### EXERCISE DETAILS
Go through the listing beneath this task and return every line that carries the string "全球和中國智能場內物流機器人市場規模".

※

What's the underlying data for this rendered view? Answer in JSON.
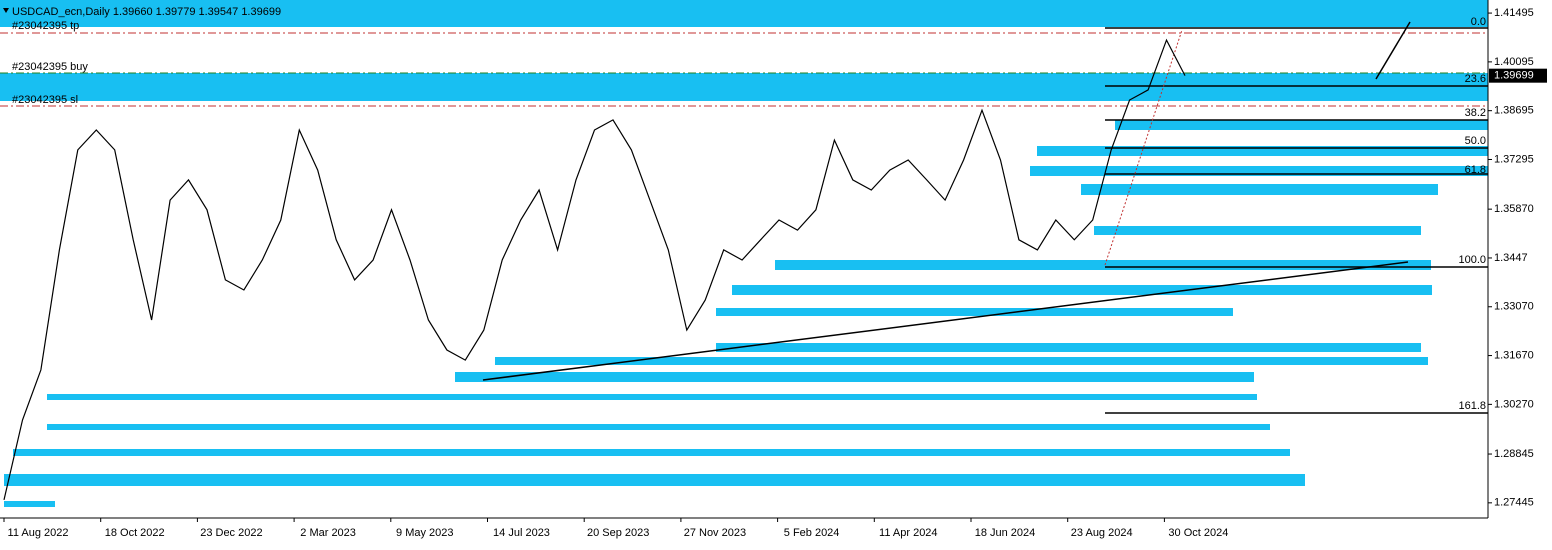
{
  "chart_data": {
    "type": "line",
    "title": "USDCAD_ecn,Daily  1.39660 1.39779 1.39547 1.39699",
    "color": "#000000",
    "values": [
      1.2753,
      1.2982,
      1.3126,
      1.347,
      1.3757,
      1.3814,
      1.3757,
      1.3499,
      1.3269,
      1.3613,
      1.3671,
      1.3585,
      1.3384,
      1.3355,
      1.3441,
      1.3556,
      1.3814,
      1.3699,
      1.3499,
      1.3384,
      1.3441,
      1.3585,
      1.3441,
      1.3269,
      1.3183,
      1.3154,
      1.324,
      1.3441,
      1.3556,
      1.3642,
      1.347,
      1.3671,
      1.3814,
      1.3843,
      1.3757,
      1.3613,
      1.347,
      1.324,
      1.3326,
      1.347,
      1.3441,
      1.3499,
      1.3556,
      1.3527,
      1.3585,
      1.3785,
      1.3671,
      1.3642,
      1.3699,
      1.3728,
      1.3671,
      1.3613,
      1.3728,
      1.3871,
      1.3728,
      1.3499,
      1.347,
      1.3556,
      1.3499,
      1.3556,
      1.3757,
      1.39,
      1.3929,
      1.4072,
      1.397
    ],
    "x_labels": [
      "11 Aug 2022",
      "18 Oct 2022",
      "23 Dec 2022",
      "2 Mar 2023",
      "9 May 2023",
      "14 Jul 2023",
      "20 Sep 2023",
      "27 Nov 2023",
      "5 Feb 2024",
      "11 Apr 2024",
      "18 Jun 2024",
      "23 Aug 2024",
      "30 Oct 2024"
    ],
    "ylim": [
      1.2701,
      1.4187
    ],
    "yticks": [
      1.41495,
      1.40095,
      1.38695,
      1.37295,
      {
        "value": 1.3587,
        "label": "1.35870"
      },
      1.3447,
      {
        "value": 1.3307,
        "label": "1.33070"
      },
      {
        "value": 1.3167,
        "label": "1.31670"
      },
      {
        "value": 1.3027,
        "label": "1.30270"
      },
      1.28845,
      1.27445
    ],
    "current_price": 1.39699,
    "fib_labels": [
      "0.0",
      "23.6",
      "38.2",
      "50.0",
      "61.8",
      "100.0",
      "161.8"
    ],
    "order_labels": [
      "#23042395 tp",
      "#23042395 buy",
      "#23042395 sl"
    ]
  }
}
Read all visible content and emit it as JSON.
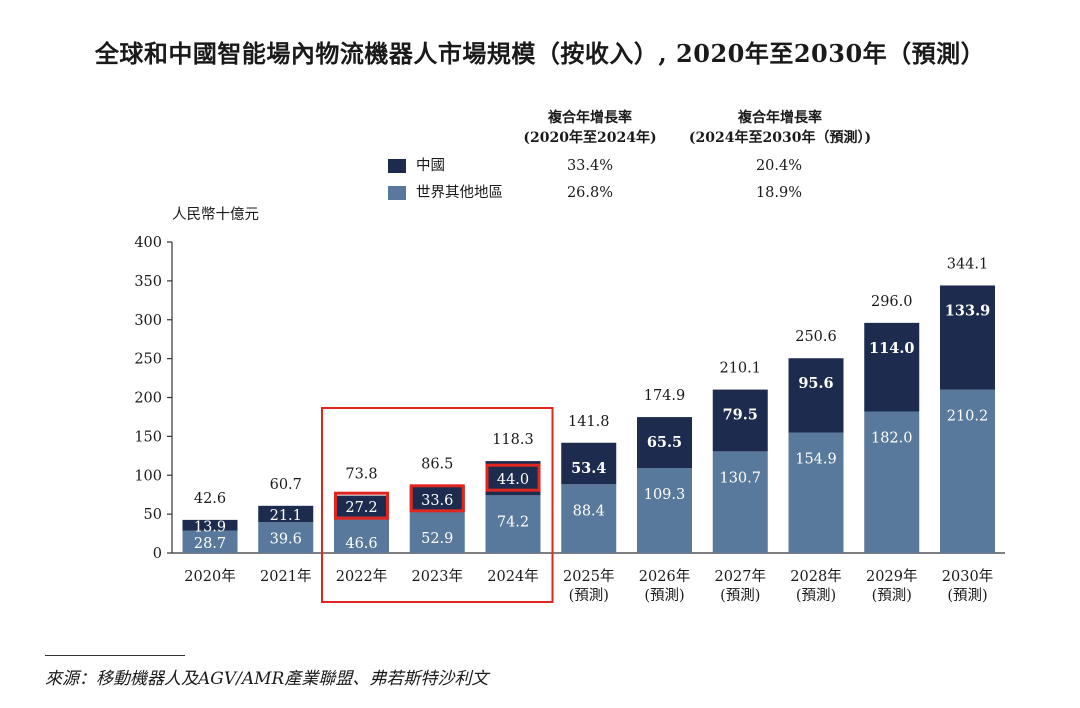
{
  "title": "全球和中國智能場內物流機器人市場規模（按收入）, 2020年至2030年（預測）",
  "unit_label": "人民幣十億元",
  "colors": {
    "china": "#1c2b4e",
    "rest_of_world": "#58799b",
    "highlight": "#e0271f",
    "axis": "#333333"
  },
  "cagr": {
    "header_1": [
      "複合年增長率",
      "(2020年至2024年)"
    ],
    "header_2": [
      "複合年增長率",
      "(2024年至2030年（預測）)"
    ],
    "rows": [
      {
        "label": "中國",
        "v1": "33.4%",
        "v2": "20.4%"
      },
      {
        "label": "世界其他地區",
        "v1": "26.8%",
        "v2": "18.9%"
      }
    ]
  },
  "source": "來源：移動機器人及AGV/AMR產業聯盟、弗若斯特沙利文",
  "chart_data": {
    "type": "bar",
    "stacked": true,
    "title": "全球和中國智能場內物流機器人市場規模（按收入）, 2020年至2030年（預測）",
    "ylabel": "人民幣十億元",
    "ylim": [
      0,
      400
    ],
    "yticks": [
      0,
      50,
      100,
      150,
      200,
      250,
      300,
      350,
      400
    ],
    "categories": [
      "2020年",
      "2021年",
      "2022年",
      "2023年",
      "2024年",
      "2025年",
      "2026年",
      "2027年",
      "2028年",
      "2029年",
      "2030年"
    ],
    "sublabels": [
      "",
      "",
      "",
      "",
      "",
      "(預測)",
      "(預測)",
      "(預測)",
      "(預測)",
      "(預測)",
      "(預測)"
    ],
    "series": [
      {
        "name": "世界其他地區",
        "values": [
          28.7,
          39.6,
          46.6,
          52.9,
          74.2,
          88.4,
          109.3,
          130.7,
          154.9,
          182.0,
          210.2
        ]
      },
      {
        "name": "中國",
        "values": [
          13.9,
          21.1,
          27.2,
          33.6,
          44.0,
          53.4,
          65.5,
          79.5,
          95.6,
          114.0,
          133.9
        ]
      }
    ],
    "totals": [
      42.6,
      60.7,
      73.8,
      86.5,
      118.3,
      141.8,
      174.9,
      210.1,
      250.6,
      296.0,
      344.1
    ],
    "highlighted_categories": [
      "2022年",
      "2023年",
      "2024年"
    ],
    "legend": "top-center",
    "grid": false
  }
}
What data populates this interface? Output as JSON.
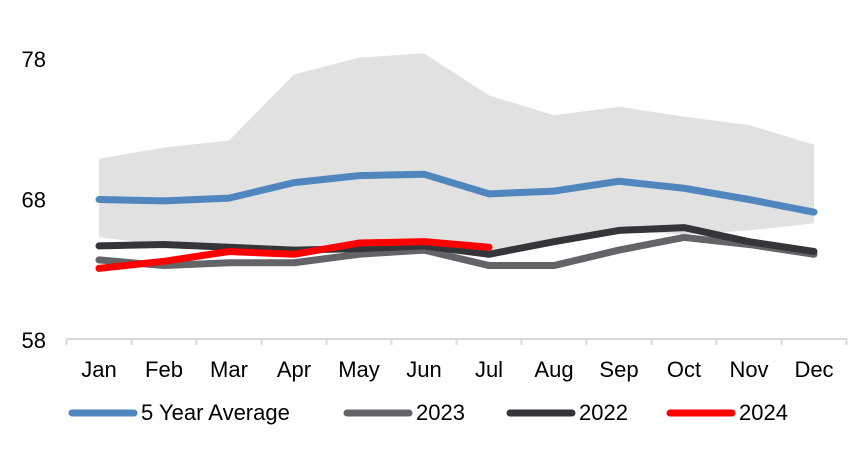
{
  "chart_data": {
    "type": "line",
    "title": "",
    "categories": [
      "Jan",
      "Feb",
      "Mar",
      "Apr",
      "May",
      "Jun",
      "Jul",
      "Aug",
      "Sep",
      "Oct",
      "Nov",
      "Dec"
    ],
    "y_ticks": [
      "78",
      "68",
      "58"
    ],
    "ylim": [
      58,
      80
    ],
    "grid": false,
    "legend_position": "bottom",
    "axis_color": "#D9D9D9",
    "text_color": "#000000",
    "band": {
      "color": "#E1E1E1",
      "top": [
        70.9,
        71.7,
        72.2,
        76.9,
        78.1,
        78.4,
        75.4,
        74.0,
        74.6,
        73.9,
        73.3,
        71.9
      ],
      "bottom": [
        65.3,
        64.8,
        64.7,
        64.3,
        64.6,
        64.8,
        64.3,
        65.1,
        65.8,
        65.5,
        65.8,
        66.3
      ]
    },
    "series": [
      {
        "name": "5 Year Average",
        "color": "#4E86BD",
        "values": [
          68.0,
          67.9,
          68.1,
          69.2,
          69.7,
          69.8,
          68.4,
          68.6,
          69.3,
          68.8,
          68.0,
          67.1
        ]
      },
      {
        "name": "2023",
        "color": "#626467",
        "values": [
          63.7,
          63.3,
          63.5,
          63.5,
          64.1,
          64.4,
          63.3,
          63.3,
          64.4,
          65.3,
          64.8,
          64.1
        ]
      },
      {
        "name": "2022",
        "color": "#333538",
        "values": [
          64.7,
          64.8,
          64.6,
          64.4,
          64.5,
          64.7,
          64.1,
          65.0,
          65.8,
          66.0,
          65.0,
          64.3
        ]
      },
      {
        "name": "2024",
        "color": "#FF0000",
        "values": [
          63.1,
          63.6,
          64.3,
          64.1,
          64.9,
          65.0,
          64.6
        ]
      }
    ]
  }
}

※

### SOLUTION FOR THIS EXERCISE
  "title": "全球和中國智能場內物流機器人市場規模（按收入）, 2020年至2030年（預測）",
    "title": "全球和中國智能場內物流機器人市場規模（按收入）, 2020年至2030年（預測）",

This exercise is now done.